>>>>

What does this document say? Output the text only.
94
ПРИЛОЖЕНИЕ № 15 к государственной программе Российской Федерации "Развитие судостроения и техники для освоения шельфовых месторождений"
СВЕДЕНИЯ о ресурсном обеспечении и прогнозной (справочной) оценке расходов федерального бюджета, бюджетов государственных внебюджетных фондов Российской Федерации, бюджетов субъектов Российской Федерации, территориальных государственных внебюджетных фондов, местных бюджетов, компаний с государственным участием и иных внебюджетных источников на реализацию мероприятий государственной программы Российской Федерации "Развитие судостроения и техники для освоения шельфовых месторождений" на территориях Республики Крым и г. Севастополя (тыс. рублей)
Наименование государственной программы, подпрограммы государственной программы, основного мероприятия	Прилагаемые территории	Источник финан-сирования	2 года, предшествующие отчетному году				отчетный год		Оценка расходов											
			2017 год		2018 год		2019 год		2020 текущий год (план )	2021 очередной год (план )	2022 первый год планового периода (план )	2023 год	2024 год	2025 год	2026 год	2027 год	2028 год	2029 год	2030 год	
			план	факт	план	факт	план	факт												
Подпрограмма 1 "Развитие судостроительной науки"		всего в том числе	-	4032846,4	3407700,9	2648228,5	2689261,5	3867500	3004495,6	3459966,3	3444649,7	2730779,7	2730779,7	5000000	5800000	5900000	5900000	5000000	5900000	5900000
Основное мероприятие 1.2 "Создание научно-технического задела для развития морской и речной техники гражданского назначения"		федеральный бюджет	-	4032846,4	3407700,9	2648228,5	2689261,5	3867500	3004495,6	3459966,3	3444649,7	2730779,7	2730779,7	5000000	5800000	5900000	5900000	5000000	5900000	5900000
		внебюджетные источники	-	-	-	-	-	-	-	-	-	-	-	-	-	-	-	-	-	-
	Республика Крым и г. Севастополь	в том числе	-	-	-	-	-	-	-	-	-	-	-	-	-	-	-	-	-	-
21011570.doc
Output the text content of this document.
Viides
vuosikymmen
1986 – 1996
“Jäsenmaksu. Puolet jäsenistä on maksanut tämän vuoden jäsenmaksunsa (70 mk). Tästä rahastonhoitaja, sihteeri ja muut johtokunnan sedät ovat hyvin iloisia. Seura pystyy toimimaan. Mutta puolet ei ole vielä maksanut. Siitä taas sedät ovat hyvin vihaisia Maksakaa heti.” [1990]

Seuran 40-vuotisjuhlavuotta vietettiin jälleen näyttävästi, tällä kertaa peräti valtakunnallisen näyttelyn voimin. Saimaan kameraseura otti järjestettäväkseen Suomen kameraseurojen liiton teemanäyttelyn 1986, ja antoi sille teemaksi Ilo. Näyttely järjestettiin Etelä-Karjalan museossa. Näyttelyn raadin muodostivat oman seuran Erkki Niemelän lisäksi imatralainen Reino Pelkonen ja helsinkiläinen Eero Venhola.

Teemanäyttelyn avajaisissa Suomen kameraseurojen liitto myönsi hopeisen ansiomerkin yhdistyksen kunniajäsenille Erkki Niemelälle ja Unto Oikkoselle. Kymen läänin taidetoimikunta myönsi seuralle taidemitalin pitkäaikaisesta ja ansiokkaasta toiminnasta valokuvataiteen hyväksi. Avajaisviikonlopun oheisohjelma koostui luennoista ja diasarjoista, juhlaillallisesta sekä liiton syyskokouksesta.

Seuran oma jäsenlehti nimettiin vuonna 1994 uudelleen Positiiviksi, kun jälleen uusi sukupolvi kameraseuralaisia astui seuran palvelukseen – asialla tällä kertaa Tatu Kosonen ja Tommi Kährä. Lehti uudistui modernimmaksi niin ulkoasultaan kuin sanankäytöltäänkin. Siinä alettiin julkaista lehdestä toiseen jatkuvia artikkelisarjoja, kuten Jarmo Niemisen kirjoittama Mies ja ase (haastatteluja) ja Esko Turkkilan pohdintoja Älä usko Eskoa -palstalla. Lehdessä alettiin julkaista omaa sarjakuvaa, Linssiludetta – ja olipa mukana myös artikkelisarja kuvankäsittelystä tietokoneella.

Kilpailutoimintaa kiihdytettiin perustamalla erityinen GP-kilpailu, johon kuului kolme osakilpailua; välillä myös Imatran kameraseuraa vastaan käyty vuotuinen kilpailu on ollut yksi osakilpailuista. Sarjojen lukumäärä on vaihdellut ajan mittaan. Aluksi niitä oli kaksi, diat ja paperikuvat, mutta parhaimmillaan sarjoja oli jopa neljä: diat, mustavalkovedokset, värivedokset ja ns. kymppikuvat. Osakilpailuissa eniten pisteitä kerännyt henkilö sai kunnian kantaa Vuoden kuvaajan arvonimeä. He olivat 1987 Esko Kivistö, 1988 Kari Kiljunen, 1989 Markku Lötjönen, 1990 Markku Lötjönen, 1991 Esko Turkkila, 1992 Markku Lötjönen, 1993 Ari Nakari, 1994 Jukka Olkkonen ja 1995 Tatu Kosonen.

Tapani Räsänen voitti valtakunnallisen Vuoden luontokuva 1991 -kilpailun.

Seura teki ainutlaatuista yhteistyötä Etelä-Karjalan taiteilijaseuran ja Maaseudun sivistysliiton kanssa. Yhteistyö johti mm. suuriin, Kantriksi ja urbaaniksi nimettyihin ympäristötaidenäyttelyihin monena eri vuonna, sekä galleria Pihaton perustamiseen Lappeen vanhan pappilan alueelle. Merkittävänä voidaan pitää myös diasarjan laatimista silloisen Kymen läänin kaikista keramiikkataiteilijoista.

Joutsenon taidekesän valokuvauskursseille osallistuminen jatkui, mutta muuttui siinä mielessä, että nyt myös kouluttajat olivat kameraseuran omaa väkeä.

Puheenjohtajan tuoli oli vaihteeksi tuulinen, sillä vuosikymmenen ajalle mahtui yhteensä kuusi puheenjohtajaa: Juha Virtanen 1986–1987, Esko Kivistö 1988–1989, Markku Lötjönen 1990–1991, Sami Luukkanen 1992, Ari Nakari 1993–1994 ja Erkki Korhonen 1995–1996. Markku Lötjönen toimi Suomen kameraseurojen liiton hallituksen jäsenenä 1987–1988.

<<<<

Objective => Give solely the number of lines in the data that contain the string "Output".

Reply => 2